**Required work:**
Every line in the listing is to be echoed verbatim.

**Input material:**
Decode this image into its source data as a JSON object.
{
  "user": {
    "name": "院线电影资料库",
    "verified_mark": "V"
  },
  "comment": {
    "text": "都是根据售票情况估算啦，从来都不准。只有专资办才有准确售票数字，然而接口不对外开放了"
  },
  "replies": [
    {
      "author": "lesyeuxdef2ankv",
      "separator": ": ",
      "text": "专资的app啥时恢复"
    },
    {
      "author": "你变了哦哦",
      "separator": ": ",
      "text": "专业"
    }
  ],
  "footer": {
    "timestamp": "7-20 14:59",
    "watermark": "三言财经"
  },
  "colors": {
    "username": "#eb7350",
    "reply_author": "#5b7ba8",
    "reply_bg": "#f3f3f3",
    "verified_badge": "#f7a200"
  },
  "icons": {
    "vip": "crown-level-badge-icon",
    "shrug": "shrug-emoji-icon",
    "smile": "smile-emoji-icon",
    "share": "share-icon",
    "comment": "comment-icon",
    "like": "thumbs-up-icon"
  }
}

**The response:**
Decode this image into its source data as a JSON object.
{
  "user": {
    "name": "院线电影资料库",
    "verified_mark": "V"
  },
  "comment": {
    "text": "都是根据售票情况估算啦，从来都不准。只有专资办才有准确售票数字，然而接口不对外开放了"
  },
  "replies": [
    {
      "author": "lesyeuxdef2ankv",
      "separator": ": ",
      "text": "专资的app啥时恢复"
    },
    {
      "author": "你变了哦哦",
      "separator": ": ",
      "text": "专业"
    }
  ],
  "footer": {
    "timestamp": "7-20 14:59",
    "watermark": "三言财经"
  },
  "colors": {
    "username": "#eb7350",
    "reply_author": "#5b7ba8",
    "reply_bg": "#f3f3f3",
    "verified_badge": "#f7a200"
  },
  "icons": {
    "vip": "crown-level-badge-icon",
    "shrug": "shrug-emoji-icon",
    "smile": "smile-emoji-icon",
    "share": "share-icon",
    "comment": "comment-icon",
    "like": "thumbs-up-icon"
  }
}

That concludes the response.